=== What is expected ===
Exclude images, then output the remaining data verbatim.

--- start Task material ---

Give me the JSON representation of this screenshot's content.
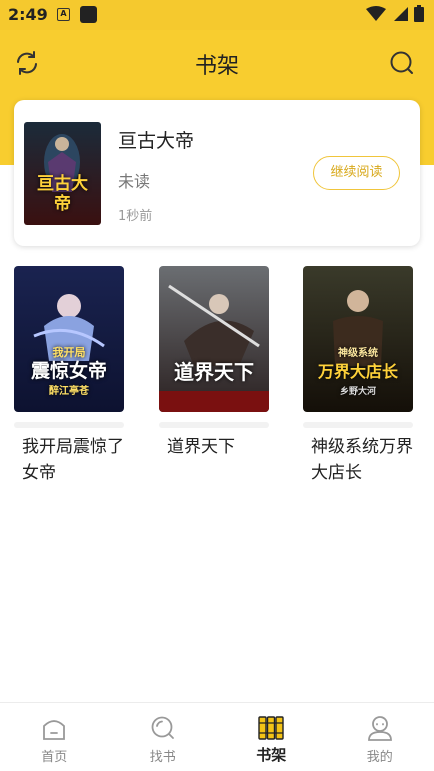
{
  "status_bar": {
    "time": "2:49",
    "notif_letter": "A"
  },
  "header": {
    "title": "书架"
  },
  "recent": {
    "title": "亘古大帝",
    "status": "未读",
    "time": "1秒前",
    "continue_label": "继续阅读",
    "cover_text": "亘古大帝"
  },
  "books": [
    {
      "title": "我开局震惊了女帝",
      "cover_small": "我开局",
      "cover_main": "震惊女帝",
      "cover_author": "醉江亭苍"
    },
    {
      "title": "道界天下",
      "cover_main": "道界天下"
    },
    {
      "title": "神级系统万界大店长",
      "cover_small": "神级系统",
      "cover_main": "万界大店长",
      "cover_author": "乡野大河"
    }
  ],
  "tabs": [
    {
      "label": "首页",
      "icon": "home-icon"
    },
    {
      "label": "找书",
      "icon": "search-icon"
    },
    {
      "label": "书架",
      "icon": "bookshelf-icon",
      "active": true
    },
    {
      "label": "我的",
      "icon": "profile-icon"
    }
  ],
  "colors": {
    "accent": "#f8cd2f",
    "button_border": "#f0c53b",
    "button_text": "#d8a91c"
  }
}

--- end Task material ---

=== Completed exercise ===
Give me the JSON representation of this screenshot's content.
{
  "status_bar": {
    "time": "2:49",
    "notif_letter": "A"
  },
  "header": {
    "title": "书架"
  },
  "recent": {
    "title": "亘古大帝",
    "status": "未读",
    "time": "1秒前",
    "continue_label": "继续阅读",
    "cover_text": "亘古大帝"
  },
  "books": [
    {
      "title": "我开局震惊了女帝",
      "cover_small": "我开局",
      "cover_main": "震惊女帝",
      "cover_author": "醉江亭苍"
    },
    {
      "title": "道界天下",
      "cover_main": "道界天下"
    },
    {
      "title": "神级系统万界大店长",
      "cover_small": "神级系统",
      "cover_main": "万界大店长",
      "cover_author": "乡野大河"
    }
  ],
  "tabs": [
    {
      "label": "首页",
      "icon": "home-icon"
    },
    {
      "label": "找书",
      "icon": "search-icon"
    },
    {
      "label": "书架",
      "icon": "bookshelf-icon",
      "active": true
    },
    {
      "label": "我的",
      "icon": "profile-icon"
    }
  ],
  "colors": {
    "accent": "#f8cd2f",
    "button_border": "#f0c53b",
    "button_text": "#d8a91c"
  }
}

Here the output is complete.